(Chart and figure data)

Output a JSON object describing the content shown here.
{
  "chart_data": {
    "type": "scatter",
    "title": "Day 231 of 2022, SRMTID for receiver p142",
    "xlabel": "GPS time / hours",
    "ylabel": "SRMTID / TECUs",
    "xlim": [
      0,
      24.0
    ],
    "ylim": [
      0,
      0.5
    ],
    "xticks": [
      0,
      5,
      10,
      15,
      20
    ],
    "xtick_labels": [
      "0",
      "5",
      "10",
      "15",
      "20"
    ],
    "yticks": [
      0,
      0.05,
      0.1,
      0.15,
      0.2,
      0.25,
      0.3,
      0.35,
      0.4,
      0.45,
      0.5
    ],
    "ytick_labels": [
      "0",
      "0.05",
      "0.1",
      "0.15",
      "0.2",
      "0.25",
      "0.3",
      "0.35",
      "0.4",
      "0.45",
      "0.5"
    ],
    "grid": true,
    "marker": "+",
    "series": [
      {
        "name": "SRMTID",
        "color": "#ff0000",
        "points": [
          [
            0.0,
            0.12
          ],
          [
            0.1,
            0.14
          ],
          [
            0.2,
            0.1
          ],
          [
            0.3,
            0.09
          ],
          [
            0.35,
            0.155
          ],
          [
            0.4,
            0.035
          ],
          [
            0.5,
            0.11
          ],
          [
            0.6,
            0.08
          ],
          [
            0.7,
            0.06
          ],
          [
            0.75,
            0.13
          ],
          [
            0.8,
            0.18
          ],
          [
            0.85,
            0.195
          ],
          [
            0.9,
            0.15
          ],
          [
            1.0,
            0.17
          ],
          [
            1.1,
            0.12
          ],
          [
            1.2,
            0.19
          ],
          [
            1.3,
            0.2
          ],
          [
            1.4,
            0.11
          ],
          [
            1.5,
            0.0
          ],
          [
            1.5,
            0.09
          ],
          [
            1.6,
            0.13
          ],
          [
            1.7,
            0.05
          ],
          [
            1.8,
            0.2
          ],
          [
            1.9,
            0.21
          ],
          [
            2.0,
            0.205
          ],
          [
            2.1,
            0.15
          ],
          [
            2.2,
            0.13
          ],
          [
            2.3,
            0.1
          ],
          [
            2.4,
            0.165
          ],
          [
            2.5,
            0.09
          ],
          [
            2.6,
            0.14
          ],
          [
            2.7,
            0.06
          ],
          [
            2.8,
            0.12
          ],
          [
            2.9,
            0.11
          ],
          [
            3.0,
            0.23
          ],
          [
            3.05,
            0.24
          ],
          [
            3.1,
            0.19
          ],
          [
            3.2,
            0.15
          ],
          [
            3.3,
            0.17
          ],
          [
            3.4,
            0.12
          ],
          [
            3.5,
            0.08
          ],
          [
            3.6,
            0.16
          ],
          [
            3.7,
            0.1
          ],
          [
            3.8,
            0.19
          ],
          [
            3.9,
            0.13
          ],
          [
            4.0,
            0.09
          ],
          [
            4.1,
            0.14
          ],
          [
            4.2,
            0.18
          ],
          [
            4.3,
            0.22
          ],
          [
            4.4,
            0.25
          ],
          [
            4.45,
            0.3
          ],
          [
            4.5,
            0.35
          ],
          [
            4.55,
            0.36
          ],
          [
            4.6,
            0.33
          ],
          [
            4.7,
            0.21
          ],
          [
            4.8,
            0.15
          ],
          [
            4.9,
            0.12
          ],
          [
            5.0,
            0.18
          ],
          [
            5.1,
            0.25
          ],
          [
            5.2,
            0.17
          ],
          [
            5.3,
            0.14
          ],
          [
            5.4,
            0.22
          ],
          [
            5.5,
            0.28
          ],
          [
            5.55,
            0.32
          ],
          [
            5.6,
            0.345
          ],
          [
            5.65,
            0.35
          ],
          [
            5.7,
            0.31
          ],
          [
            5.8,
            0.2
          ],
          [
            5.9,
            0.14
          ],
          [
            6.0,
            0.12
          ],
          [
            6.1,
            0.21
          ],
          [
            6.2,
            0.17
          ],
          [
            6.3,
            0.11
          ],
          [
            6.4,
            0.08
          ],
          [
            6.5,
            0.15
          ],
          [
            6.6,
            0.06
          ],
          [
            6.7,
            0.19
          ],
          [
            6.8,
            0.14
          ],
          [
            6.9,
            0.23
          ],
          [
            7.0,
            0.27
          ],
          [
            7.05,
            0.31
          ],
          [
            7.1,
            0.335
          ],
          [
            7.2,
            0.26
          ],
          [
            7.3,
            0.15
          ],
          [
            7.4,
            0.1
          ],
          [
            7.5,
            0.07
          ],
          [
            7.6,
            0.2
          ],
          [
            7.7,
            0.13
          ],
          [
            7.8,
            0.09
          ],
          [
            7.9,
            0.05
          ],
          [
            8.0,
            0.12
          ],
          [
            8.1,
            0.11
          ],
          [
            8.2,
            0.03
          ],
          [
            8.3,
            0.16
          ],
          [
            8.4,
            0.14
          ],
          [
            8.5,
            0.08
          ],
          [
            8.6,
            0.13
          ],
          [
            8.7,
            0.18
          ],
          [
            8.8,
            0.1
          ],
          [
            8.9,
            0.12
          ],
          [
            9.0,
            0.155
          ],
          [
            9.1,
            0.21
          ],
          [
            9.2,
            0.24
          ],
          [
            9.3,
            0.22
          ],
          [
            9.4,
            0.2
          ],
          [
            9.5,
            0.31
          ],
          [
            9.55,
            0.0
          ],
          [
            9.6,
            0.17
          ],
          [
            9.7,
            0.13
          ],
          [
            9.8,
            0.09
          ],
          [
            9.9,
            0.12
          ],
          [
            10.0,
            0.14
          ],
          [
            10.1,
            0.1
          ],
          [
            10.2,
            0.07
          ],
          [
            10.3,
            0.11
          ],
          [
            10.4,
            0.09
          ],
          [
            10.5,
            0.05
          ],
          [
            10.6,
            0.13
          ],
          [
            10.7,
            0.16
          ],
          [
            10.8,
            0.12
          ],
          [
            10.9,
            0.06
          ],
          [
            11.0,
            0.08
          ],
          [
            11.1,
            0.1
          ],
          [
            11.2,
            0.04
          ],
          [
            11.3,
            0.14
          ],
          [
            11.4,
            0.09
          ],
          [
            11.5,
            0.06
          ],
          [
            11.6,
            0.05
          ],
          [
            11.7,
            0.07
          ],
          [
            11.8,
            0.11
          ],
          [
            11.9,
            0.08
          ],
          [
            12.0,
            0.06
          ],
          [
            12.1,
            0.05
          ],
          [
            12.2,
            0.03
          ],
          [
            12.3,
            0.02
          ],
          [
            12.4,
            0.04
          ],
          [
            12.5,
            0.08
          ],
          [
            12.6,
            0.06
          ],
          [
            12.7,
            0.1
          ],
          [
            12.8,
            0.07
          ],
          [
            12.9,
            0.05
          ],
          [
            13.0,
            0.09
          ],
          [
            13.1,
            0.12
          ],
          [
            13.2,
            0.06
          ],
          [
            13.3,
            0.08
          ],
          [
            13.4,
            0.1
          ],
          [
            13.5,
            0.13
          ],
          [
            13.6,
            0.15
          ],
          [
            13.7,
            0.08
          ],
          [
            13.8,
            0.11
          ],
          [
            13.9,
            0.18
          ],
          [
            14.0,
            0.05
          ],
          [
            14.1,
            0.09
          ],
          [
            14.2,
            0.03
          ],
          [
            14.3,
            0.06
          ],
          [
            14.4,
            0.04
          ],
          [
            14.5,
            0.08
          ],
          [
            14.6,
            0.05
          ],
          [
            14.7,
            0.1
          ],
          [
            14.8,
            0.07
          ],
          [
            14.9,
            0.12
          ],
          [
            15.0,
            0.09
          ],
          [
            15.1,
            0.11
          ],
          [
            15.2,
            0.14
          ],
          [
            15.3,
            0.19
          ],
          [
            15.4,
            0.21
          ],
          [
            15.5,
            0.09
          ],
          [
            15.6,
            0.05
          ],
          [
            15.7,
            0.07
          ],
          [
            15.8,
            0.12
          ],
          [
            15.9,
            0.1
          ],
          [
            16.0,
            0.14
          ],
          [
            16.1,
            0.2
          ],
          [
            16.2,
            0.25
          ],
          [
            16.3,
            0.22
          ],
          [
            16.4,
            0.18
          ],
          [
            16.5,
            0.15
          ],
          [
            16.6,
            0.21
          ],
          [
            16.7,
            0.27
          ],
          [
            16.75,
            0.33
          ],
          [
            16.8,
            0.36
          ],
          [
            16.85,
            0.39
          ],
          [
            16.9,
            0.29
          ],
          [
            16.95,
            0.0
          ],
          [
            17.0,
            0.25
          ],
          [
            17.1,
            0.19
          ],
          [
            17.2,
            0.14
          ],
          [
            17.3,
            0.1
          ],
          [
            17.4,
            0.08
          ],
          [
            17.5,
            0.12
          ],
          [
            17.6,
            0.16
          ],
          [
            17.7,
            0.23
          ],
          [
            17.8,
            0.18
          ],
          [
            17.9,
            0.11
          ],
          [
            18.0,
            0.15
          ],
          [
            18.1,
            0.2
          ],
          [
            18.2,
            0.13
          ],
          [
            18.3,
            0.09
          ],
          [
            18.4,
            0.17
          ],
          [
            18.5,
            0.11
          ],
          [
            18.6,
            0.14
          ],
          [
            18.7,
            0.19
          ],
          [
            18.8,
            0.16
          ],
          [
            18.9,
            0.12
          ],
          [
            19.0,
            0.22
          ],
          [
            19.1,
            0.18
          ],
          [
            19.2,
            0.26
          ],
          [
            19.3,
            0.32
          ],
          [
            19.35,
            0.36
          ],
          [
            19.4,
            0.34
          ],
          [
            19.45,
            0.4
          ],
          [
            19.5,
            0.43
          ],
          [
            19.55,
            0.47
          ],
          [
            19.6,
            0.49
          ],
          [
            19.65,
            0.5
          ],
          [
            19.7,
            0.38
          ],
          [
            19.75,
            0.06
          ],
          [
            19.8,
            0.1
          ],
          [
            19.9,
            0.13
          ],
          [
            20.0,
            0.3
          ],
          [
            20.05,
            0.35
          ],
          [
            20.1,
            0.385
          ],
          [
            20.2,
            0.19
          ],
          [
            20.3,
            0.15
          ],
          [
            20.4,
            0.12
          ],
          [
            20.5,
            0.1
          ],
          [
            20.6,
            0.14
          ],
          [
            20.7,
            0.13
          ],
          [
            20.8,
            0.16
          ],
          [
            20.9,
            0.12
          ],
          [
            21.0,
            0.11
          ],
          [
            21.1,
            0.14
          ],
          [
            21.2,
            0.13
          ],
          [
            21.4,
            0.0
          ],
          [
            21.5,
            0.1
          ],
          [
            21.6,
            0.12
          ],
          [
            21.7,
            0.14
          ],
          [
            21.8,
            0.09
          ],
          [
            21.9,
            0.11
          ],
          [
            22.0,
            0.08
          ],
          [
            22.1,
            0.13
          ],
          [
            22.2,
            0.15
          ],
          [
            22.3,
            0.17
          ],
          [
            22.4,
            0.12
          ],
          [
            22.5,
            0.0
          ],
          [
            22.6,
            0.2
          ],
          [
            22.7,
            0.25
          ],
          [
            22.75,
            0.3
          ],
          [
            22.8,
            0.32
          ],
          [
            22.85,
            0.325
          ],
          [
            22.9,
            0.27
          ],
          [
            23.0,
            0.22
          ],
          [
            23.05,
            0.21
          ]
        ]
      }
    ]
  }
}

- **EXERCISE**
Every line of the records that includes the word "SRMTID" should be gathered.

- **WRITTEN SOLUTION**
    "title": "Day 231 of 2022, SRMTID for receiver p142",
    "ylabel": "SRMTID / TECUs",
        "name": "SRMTID",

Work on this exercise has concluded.